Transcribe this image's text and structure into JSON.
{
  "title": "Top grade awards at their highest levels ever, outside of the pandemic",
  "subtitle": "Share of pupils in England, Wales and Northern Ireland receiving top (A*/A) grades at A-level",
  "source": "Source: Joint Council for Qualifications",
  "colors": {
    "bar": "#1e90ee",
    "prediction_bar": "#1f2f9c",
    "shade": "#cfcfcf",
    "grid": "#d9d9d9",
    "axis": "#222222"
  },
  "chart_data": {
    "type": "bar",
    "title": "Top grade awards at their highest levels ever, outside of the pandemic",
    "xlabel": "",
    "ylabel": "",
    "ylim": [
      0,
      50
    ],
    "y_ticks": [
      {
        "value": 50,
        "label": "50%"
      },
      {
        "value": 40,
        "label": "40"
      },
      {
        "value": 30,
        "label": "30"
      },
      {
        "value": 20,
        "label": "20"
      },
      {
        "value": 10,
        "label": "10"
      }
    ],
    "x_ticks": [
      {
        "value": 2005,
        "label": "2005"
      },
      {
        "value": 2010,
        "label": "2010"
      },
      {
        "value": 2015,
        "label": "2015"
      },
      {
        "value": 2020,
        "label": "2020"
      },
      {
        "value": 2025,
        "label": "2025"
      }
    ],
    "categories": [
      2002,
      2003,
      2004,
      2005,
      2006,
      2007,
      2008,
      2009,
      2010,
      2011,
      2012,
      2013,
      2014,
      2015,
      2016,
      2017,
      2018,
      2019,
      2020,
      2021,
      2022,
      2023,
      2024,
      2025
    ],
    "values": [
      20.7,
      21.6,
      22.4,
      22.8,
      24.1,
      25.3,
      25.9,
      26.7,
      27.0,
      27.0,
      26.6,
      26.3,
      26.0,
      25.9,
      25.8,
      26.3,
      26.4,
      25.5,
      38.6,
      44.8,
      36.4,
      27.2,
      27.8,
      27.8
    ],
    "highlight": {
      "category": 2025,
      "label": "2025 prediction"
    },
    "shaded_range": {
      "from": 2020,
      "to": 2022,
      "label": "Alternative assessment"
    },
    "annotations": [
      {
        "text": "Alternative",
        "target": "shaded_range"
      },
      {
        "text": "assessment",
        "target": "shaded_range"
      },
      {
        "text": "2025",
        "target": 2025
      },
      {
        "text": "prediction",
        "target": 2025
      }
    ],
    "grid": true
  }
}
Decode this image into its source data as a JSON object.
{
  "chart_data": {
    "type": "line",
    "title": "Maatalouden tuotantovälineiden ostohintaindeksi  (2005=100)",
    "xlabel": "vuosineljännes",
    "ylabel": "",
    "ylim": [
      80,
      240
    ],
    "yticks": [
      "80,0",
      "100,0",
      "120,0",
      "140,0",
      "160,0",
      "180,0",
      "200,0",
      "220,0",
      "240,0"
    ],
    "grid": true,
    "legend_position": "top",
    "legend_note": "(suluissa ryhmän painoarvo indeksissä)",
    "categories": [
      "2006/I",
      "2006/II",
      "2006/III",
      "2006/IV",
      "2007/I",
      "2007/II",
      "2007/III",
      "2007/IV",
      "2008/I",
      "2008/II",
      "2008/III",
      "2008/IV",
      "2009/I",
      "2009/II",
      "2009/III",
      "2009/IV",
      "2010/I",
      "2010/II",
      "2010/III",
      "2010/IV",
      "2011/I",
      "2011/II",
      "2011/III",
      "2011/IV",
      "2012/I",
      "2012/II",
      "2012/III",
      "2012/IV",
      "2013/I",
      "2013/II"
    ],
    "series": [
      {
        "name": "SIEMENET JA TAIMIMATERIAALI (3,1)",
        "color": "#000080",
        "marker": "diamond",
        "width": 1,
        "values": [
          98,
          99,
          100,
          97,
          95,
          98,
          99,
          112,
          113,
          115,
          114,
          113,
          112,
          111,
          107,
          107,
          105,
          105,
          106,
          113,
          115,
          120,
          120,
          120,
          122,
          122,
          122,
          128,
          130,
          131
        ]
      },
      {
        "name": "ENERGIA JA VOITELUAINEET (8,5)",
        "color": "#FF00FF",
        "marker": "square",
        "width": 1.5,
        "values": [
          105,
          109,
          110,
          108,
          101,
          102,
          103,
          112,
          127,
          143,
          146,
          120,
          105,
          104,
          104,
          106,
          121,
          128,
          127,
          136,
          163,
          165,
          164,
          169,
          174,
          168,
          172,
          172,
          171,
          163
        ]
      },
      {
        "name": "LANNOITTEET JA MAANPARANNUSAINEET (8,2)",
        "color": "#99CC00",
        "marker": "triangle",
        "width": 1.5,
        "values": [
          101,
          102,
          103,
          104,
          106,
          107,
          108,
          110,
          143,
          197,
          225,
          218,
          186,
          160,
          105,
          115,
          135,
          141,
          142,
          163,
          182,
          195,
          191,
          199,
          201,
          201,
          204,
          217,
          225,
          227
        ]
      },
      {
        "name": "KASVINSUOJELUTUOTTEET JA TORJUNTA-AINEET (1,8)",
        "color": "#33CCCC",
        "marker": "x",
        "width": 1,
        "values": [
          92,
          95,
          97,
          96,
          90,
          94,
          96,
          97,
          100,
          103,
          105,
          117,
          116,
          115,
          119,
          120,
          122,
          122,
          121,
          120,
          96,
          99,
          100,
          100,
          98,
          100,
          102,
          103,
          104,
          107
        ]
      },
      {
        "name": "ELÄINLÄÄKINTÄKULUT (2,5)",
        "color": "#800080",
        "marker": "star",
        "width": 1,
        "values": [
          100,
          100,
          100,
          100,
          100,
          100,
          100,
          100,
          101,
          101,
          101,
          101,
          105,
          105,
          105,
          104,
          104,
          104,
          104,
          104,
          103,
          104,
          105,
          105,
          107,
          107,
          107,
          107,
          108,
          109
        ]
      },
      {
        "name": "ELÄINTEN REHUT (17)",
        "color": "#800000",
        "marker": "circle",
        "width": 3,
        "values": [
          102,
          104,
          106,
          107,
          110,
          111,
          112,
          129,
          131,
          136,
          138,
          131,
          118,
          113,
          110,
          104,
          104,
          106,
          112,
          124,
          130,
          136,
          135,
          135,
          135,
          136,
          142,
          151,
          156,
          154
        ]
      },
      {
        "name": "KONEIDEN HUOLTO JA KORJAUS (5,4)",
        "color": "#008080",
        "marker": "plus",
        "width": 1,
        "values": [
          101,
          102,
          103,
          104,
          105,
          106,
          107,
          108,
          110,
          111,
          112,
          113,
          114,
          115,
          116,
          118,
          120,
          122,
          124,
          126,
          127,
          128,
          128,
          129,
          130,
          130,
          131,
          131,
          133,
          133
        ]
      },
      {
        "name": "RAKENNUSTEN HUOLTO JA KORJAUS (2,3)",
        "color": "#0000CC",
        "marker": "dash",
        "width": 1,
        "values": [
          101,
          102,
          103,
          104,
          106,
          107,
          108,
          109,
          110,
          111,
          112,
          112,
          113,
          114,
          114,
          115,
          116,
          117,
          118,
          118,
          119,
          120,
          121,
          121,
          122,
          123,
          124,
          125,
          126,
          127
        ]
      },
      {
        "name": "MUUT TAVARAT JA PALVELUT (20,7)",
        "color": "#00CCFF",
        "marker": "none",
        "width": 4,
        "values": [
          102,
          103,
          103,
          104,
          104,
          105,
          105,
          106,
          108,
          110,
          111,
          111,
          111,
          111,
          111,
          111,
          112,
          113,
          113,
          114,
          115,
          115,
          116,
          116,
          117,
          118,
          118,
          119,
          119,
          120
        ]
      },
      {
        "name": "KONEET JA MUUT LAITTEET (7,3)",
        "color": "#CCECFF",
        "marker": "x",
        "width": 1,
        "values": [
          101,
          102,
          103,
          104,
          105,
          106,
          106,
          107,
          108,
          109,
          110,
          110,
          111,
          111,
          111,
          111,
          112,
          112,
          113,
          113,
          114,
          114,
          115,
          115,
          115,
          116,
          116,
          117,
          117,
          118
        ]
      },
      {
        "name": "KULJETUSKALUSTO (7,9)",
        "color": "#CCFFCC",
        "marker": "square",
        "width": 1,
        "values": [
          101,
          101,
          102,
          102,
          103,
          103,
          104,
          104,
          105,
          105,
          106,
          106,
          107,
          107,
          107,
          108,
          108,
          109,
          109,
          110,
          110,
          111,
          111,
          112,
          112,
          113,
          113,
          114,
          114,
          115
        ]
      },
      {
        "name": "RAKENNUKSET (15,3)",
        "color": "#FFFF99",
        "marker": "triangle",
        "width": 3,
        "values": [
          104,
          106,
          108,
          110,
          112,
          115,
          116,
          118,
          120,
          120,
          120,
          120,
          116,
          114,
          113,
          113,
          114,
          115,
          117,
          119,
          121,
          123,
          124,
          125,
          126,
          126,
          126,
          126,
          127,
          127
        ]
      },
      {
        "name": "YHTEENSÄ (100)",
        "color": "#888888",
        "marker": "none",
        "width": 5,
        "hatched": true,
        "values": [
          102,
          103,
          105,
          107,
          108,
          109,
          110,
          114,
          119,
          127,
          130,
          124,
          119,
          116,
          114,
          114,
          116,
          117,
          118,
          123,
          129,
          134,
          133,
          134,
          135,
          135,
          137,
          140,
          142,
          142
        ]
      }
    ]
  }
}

--------------------------------

Work to complete: Pick out each line containing the string "image" and copy it.

Solution to the exercise:
Transcribe this image's text and structure into JSON.
Decode this image into its source data as a JSON object.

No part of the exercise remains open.